» **Given passage**
--- start ---

Commit Graph

162 Commits

Author SHA1 Message Date
tehut
55523ecf8e Add NodeMaxAllocations to client configuration (#25785)
* Set MaxAllocations in client config
Add NodeAllocationTracker struct to Node struct
Evaluate MaxAllocations in AllocsFit function
Set up cli config parsing
Integrate maxAllocs into AllocatedResources view
Co-authored-by: Tim Gross <tgross@hashicorp.com>

---------

Co-authored-by: Tim Gross <tgross@hashicorp.com>
2025-05-22 12:49:27 -07:00
Daniel Bennett
15c01e5a49 ipv6: normalize addrs per RFC-5942 §4 (#25921)
https://datatracker.ietf.org/doc/html/rfc5952#section-4

* copy NormalizeAddr func from vault
  * PRs hashicorp/vault#29228 & hashicorp/vault#29517
* normalize bind/advertise addrs
* normalize consul/vault addrs
2025-05-22 14:21:30 -04:00
James Rasell
0b265d2417 encrypter: Track initial tasks for is ready calculation. (#25803)
The server startup could "hang" to the view of an operator if it
had a key that could not be decrypted or replicated loaded from
the FSM at startup.

--- end ---

» **Work instructions**
Duplicate the part of the commit log that begins at the words "https://datatracker.ietf.org/doc/html/rfc5952#section-4" and stops after "FSM at startup.". The records aren't needed for any of this.

» **Material shown**
--- start ---

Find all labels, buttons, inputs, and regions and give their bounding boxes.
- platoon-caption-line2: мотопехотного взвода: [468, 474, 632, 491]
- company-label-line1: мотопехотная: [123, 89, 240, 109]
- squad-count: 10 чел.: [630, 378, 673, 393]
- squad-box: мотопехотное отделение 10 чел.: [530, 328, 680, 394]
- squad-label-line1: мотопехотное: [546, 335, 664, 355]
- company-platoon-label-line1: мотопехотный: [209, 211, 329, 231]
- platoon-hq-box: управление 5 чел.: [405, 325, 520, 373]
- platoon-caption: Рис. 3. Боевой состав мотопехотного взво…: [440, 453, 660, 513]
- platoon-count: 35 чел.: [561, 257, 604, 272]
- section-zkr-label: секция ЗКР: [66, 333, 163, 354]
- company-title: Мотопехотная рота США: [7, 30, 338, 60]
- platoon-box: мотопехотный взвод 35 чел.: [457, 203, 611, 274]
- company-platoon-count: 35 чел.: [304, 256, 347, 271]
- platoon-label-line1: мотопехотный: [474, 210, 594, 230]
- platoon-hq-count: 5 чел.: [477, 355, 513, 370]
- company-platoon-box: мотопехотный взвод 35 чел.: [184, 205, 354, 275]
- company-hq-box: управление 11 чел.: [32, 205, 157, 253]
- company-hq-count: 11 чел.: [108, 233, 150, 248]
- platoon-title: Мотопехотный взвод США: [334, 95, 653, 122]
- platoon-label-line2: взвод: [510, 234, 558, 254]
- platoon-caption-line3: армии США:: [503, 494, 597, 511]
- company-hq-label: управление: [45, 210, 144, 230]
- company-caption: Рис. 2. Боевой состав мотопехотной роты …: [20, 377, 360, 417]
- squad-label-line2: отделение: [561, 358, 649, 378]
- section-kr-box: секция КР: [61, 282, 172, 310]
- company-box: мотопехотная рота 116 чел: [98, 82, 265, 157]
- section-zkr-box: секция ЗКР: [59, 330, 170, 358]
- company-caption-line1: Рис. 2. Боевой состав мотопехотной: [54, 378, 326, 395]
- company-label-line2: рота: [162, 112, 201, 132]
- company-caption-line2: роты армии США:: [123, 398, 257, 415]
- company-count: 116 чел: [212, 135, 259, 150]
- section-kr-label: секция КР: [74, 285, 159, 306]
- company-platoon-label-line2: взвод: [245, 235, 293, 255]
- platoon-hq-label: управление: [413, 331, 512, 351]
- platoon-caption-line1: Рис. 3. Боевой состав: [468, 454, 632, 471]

--- end ---

» **Completed exercise**
https://datatracker.ietf.org/doc/html/rfc5952#section-4

* copy NormalizeAddr func from vault
  * PRs hashicorp/vault#29228 & hashicorp/vault#29517
* normalize bind/advertise addrs
* normalize consul/vault addrs
2025-05-22 14:21:30 -04:00
James Rasell
0b265d2417 encrypter: Track initial tasks for is ready calculation. (#25803)
The server startup could "hang" to the view of an operator if it
had a key that could not be decrypted or replicated loaded from
the FSM at startup.